• **TASK REQUIREMENTS**:
Retype the records verbatim, from the first line through the line containing "brand-option-bruton[interactable]: BRUTON [40,566,124,587]".

• **DATA SHOWN**:
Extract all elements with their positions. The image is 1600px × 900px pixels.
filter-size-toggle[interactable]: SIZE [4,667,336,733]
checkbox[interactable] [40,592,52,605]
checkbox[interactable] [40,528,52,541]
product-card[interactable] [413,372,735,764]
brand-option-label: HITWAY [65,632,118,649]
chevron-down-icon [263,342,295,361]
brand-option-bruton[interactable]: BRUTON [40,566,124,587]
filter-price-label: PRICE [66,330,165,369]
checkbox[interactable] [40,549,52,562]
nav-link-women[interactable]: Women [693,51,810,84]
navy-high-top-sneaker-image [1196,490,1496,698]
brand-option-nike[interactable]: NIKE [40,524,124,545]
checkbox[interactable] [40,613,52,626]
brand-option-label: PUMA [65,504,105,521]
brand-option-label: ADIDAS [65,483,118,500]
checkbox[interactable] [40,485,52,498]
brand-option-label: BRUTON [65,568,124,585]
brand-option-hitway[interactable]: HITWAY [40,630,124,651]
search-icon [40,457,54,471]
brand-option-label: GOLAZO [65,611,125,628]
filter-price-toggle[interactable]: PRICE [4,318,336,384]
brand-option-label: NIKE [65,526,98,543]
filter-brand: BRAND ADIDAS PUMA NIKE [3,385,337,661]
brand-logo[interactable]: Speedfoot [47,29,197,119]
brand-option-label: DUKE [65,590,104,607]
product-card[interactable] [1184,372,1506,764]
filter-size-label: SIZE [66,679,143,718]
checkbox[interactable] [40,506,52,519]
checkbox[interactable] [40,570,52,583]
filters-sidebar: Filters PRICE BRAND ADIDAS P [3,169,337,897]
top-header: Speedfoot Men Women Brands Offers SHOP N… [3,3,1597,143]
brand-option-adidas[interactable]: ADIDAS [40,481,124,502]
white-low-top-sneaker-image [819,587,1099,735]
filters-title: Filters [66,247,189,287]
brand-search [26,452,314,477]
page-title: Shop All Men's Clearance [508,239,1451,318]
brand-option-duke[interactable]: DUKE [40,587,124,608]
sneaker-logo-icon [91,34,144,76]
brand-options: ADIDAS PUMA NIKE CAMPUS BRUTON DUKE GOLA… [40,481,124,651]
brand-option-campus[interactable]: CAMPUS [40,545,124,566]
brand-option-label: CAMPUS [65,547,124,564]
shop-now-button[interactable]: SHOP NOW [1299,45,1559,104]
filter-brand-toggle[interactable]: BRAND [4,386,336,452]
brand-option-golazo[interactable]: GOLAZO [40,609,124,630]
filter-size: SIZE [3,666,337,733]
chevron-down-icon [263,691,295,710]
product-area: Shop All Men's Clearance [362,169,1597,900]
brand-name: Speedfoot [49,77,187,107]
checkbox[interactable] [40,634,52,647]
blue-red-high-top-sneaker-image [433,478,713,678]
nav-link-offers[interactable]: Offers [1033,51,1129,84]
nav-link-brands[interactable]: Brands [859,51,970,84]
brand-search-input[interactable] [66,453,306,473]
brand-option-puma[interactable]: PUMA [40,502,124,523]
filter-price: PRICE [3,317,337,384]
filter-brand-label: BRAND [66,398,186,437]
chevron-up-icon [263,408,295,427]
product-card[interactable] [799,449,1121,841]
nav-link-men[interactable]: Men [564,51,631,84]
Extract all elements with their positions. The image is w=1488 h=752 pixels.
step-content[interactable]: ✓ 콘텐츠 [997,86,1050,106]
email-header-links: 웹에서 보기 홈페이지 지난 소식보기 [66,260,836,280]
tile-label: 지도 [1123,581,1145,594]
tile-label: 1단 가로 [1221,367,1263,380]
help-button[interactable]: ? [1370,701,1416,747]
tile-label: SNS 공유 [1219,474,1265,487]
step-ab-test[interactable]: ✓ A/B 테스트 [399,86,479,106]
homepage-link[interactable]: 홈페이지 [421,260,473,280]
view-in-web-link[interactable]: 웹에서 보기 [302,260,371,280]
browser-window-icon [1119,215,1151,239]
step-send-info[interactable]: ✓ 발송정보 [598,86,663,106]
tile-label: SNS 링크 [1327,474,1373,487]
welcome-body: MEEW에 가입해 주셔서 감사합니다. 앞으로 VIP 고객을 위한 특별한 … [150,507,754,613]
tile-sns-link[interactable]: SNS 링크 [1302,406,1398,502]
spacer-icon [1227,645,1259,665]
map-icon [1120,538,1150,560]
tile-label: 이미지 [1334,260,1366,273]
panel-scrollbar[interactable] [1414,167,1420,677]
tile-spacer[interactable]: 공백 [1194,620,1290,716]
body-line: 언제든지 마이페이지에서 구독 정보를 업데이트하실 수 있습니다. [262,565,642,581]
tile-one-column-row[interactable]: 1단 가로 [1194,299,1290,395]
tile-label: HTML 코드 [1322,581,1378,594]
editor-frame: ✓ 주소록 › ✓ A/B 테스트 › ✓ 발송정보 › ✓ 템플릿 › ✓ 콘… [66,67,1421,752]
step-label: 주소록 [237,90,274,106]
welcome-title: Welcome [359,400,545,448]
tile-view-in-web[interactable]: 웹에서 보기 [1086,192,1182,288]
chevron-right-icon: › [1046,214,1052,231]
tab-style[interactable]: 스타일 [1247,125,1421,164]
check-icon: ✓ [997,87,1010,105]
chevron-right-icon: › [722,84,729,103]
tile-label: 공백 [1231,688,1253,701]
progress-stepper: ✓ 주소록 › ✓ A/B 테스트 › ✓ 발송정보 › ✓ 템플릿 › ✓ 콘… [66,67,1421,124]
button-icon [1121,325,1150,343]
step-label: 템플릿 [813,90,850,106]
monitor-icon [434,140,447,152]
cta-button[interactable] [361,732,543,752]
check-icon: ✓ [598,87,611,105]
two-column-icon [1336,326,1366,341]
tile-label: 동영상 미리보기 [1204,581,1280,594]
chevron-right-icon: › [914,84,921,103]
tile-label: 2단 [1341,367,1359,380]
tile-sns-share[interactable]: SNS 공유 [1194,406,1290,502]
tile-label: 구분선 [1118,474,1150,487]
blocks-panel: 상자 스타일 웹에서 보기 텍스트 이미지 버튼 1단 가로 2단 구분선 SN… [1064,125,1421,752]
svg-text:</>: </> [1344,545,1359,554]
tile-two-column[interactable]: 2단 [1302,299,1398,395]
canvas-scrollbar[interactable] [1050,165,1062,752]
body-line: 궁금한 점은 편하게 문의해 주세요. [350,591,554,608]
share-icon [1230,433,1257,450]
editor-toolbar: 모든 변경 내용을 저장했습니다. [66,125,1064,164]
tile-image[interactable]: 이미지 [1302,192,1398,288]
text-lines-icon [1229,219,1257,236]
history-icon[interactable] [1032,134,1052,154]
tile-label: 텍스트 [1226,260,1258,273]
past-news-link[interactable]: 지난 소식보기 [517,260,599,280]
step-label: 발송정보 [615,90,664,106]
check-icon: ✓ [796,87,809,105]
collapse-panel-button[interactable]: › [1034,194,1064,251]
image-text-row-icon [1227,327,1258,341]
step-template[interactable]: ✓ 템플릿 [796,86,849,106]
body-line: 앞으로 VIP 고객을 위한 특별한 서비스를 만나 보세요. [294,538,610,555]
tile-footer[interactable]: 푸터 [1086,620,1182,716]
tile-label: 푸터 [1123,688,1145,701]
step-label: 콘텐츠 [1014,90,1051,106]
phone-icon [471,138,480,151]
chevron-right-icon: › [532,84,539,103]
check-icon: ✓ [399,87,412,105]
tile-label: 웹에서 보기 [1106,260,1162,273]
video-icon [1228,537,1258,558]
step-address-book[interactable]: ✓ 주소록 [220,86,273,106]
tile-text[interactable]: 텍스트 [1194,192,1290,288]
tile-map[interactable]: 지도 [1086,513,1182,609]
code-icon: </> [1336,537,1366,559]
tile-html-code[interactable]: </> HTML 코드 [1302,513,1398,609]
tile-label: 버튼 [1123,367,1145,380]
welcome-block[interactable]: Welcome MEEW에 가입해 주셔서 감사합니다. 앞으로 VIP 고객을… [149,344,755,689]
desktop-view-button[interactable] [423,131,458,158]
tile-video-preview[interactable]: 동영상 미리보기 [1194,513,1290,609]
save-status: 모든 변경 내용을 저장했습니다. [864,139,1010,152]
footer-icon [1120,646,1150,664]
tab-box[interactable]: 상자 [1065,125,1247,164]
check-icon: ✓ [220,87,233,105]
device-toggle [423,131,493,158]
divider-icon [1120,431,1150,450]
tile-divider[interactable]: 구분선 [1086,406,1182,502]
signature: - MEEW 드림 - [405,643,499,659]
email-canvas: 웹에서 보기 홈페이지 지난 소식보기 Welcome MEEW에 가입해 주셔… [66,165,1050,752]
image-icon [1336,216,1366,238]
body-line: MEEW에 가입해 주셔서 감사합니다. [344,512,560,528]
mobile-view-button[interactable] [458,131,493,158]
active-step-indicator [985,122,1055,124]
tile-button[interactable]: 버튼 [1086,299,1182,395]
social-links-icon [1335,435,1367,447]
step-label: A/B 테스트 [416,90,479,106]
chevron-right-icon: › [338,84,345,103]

• **OUTPUT OF THE TASK**:
Extract all elements with their positions. The image is 1600px × 900px pixels.
filter-size-toggle[interactable]: SIZE [4,667,336,733]
checkbox[interactable] [40,592,52,605]
checkbox[interactable] [40,528,52,541]
product-card[interactable] [413,372,735,764]
brand-option-label: HITWAY [65,632,118,649]
chevron-down-icon [263,342,295,361]
brand-option-bruton[interactable]: BRUTON [40,566,124,587]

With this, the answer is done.